◆ Exercise aim ◆
Omit every picture, then give all the entries again exactly.

○ ○ ○ ○ ○

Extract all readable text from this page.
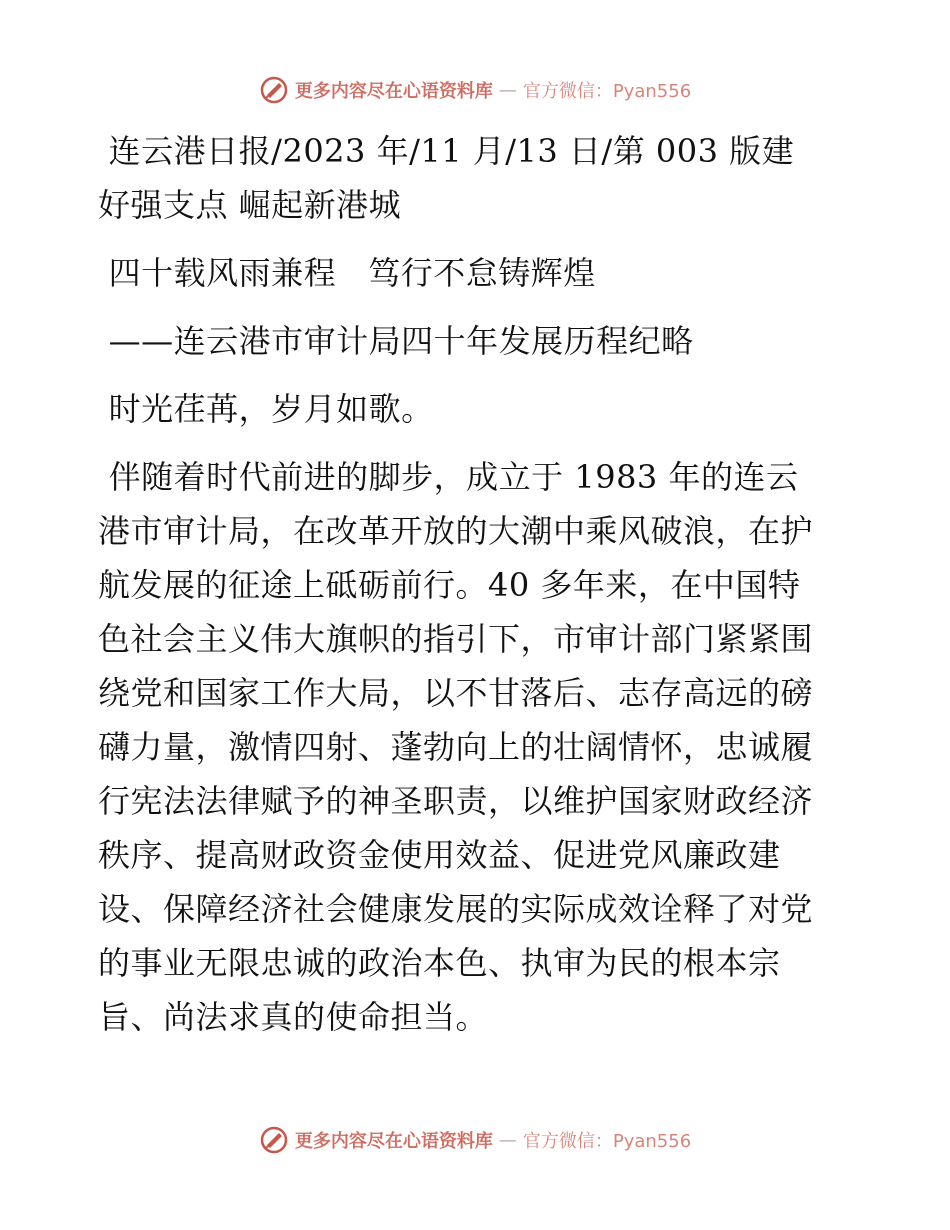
更多内容尽在心语资料库 — 官方微信：Pyan556
连云港日报/2023 年/11 月/13 日/第 003 版建
好强支点 崛起新港城
四十载风雨兼程   笃行不怠铸辉煌
——连云港市审计局四十年发展历程纪略
时光荏苒，岁月如歌。
伴随着时代前进的脚步，成立于 1983 年的连云
港市审计局，在改革开放的大潮中乘风破浪，在护
航发展的征途上砥砺前行。40 多年来，在中国特
色社会主义伟大旗帜的指引下，市审计部门紧紧围
绕党和国家工作大局，以不甘落后、志存高远的磅
礴力量，激情四射、蓬勃向上的壮阔情怀，忠诚履
行宪法法律赋予的神圣职责，以维护国家财政经济
秩序、提高财政资金使用效益、促进党风廉政建
设、保障经济社会健康发展的实际成效诠释了对党
的事业无限忠诚的政治本色、执审为民的根本宗
旨、尚法求真的使命担当。
更多内容尽在心语资料库 — 官方微信：Pyan556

○ ○ ○ ○ ○

◆ Worked answer ◆
Extract all readable text from this page.
更多内容尽在心语资料库 — 官方微信：Pyan556
连云港日报/2023 年/11 月/13 日/第 003 版建
好强支点 崛起新港城
四十载风雨兼程   笃行不怠铸辉煌
——连云港市审计局四十年发展历程纪略
时光荏苒，岁月如歌。
伴随着时代前进的脚步，成立于 1983 年的连云
港市审计局，在改革开放的大潮中乘风破浪，在护
航发展的征途上砥砺前行。40 多年来，在中国特
色社会主义伟大旗帜的指引下，市审计部门紧紧围
绕党和国家工作大局，以不甘落后、志存高远的磅
礴力量，激情四射、蓬勃向上的壮阔情怀，忠诚履
行宪法法律赋予的神圣职责，以维护国家财政经济
秩序、提高财政资金使用效益、促进党风廉政建
设、保障经济社会健康发展的实际成效诠释了对党
的事业无限忠诚的政治本色、执审为民的根本宗
旨、尚法求真的使命担当。
更多内容尽在心语资料库 — 官方微信：Pyan556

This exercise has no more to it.